EXERCISE INSTRUCTIONS ▸
Repeat all entries exactly.

(Dataset items)
===
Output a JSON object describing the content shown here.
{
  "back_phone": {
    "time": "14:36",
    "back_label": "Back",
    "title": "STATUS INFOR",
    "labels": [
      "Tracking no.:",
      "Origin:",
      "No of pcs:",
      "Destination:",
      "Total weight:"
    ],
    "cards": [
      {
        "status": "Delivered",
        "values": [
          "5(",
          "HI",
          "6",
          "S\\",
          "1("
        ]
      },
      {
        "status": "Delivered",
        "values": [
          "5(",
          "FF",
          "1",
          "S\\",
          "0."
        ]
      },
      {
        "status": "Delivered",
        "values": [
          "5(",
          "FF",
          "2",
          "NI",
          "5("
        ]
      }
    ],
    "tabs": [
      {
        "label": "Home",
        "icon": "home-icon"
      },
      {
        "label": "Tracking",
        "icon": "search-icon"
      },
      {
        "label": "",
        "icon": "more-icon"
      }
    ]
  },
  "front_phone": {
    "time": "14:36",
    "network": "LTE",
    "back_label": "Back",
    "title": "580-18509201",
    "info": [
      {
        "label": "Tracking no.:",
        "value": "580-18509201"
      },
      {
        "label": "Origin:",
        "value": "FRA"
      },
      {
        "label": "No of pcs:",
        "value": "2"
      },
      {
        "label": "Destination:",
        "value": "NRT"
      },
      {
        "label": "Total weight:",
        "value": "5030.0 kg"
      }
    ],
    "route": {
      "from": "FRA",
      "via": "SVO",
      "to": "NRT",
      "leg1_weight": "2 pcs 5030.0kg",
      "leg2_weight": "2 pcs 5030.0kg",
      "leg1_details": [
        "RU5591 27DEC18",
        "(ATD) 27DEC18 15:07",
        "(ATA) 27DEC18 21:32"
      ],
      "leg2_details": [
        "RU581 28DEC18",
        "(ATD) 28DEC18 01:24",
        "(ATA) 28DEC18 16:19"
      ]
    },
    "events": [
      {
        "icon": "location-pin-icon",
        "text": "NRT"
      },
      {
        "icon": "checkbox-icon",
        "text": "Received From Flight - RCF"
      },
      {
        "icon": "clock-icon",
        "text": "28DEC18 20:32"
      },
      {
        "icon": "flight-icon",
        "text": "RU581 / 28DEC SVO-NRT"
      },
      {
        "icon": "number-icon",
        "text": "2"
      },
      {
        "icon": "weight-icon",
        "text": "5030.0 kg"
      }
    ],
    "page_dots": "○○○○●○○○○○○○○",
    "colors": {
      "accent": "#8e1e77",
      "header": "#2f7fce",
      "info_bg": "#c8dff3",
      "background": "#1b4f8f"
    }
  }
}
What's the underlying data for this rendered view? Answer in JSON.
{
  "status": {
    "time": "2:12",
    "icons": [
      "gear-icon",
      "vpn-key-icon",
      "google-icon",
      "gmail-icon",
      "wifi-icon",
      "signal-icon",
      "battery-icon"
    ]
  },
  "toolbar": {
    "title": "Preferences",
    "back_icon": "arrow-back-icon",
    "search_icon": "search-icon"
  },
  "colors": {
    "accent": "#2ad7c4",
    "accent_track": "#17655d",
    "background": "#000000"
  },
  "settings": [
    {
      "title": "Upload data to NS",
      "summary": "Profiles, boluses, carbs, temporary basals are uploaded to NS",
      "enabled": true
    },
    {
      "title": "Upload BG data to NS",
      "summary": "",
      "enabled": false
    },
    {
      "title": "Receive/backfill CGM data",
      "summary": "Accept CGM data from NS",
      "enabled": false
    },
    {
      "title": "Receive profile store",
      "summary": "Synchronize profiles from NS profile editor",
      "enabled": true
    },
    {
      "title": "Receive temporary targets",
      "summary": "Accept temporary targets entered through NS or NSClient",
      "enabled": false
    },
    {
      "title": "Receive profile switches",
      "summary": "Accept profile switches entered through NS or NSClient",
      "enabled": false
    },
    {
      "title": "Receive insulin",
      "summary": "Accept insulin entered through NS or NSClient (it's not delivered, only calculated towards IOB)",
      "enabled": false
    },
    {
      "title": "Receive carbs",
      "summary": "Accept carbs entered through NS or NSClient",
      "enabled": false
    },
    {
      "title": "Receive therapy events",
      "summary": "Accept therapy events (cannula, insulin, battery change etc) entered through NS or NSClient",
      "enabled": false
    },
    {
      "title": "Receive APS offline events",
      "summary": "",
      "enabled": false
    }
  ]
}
===
THE COMPLETED TASK ▸
Output a JSON object describing the content shown here.
{
  "back_phone": {
    "time": "14:36",
    "back_label": "Back",
    "title": "STATUS INFOR",
    "labels": [
      "Tracking no.:",
      "Origin:",
      "No of pcs:",
      "Destination:",
      "Total weight:"
    ],
    "cards": [
      {
        "status": "Delivered",
        "values": [
          "5(",
          "HI",
          "6",
          "S\\",
          "1("
        ]
      },
      {
        "status": "Delivered",
        "values": [
          "5(",
          "FF",
          "1",
          "S\\",
          "0."
        ]
      },
      {
        "status": "Delivered",
        "values": [
          "5(",
          "FF",
          "2",
          "NI",
          "5("
        ]
      }
    ],
    "tabs": [
      {
        "label": "Home",
        "icon": "home-icon"
      },
      {
        "label": "Tracking",
        "icon": "search-icon"
      },
      {
        "label": "",
        "icon": "more-icon"
      }
    ]
  },
  "front_phone": {
    "time": "14:36",
    "network": "LTE",
    "back_label": "Back",
    "title": "580-18509201",
    "info": [
      {
        "label": "Tracking no.:",
        "value": "580-18509201"
      },
      {
        "label": "Origin:",
        "value": "FRA"
      },
      {
        "label": "No of pcs:",
        "value": "2"
      },
      {
        "label": "Destination:",
        "value": "NRT"
      },
      {
        "label": "Total weight:",
        "value": "5030.0 kg"
      }
    ],
    "route": {
      "from": "FRA",
      "via": "SVO",
      "to": "NRT",
      "leg1_weight": "2 pcs 5030.0kg",
      "leg2_weight": "2 pcs 5030.0kg",
      "leg1_details": [
        "RU5591 27DEC18",
        "(ATD) 27DEC18 15:07",
        "(ATA) 27DEC18 21:32"
      ],
      "leg2_details": [
        "RU581 28DEC18",
        "(ATD) 28DEC18 01:24",
        "(ATA) 28DEC18 16:19"
      ]
    },
    "events": [
      {
        "icon": "location-pin-icon",
        "text": "NRT"
      },
      {
        "icon": "checkbox-icon",
        "text": "Received From Flight - RCF"
      },
      {
        "icon": "clock-icon",
        "text": "28DEC18 20:32"
      },
      {
        "icon": "flight-icon",
        "text": "RU581 / 28DEC SVO-NRT"
      },
      {
        "icon": "number-icon",
        "text": "2"
      },
      {
        "icon": "weight-icon",
        "text": "5030.0 kg"
      }
    ],
    "page_dots": "○○○○●○○○○○○○○",
    "colors": {
      "accent": "#8e1e77",
      "header": "#2f7fce",
      "info_bg": "#c8dff3",
      "background": "#1b4f8f"
    }
  }
}
What's the underlying data for this rendered view? Answer in JSON.
{
  "status": {
    "time": "2:12",
    "icons": [
      "gear-icon",
      "vpn-key-icon",
      "google-icon",
      "gmail-icon",
      "wifi-icon",
      "signal-icon",
      "battery-icon"
    ]
  },
  "toolbar": {
    "title": "Preferences",
    "back_icon": "arrow-back-icon",
    "search_icon": "search-icon"
  },
  "colors": {
    "accent": "#2ad7c4",
    "accent_track": "#17655d",
    "background": "#000000"
  },
  "settings": [
    {
      "title": "Upload data to NS",
      "summary": "Profiles, boluses, carbs, temporary basals are uploaded to NS",
      "enabled": true
    },
    {
      "title": "Upload BG data to NS",
      "summary": "",
      "enabled": false
    },
    {
      "title": "Receive/backfill CGM data",
      "summary": "Accept CGM data from NS",
      "enabled": false
    },
    {
      "title": "Receive profile store",
      "summary": "Synchronize profiles from NS profile editor",
      "enabled": true
    },
    {
      "title": "Receive temporary targets",
      "summary": "Accept temporary targets entered through NS or NSClient",
      "enabled": false
    },
    {
      "title": "Receive profile switches",
      "summary": "Accept profile switches entered through NS or NSClient",
      "enabled": false
    },
    {
      "title": "Receive insulin",
      "summary": "Accept insulin entered through NS or NSClient (it's not delivered, only calculated towards IOB)",
      "enabled": false
    },
    {
      "title": "Receive carbs",
      "summary": "Accept carbs entered through NS or NSClient",
      "enabled": false
    },
    {
      "title": "Receive therapy events",
      "summary": "Accept therapy events (cannula, insulin, battery change etc) entered through NS or NSClient",
      "enabled": false
    },
    {
      "title": "Receive APS offline events",
      "summary": "",
      "enabled": false
    }
  ]
}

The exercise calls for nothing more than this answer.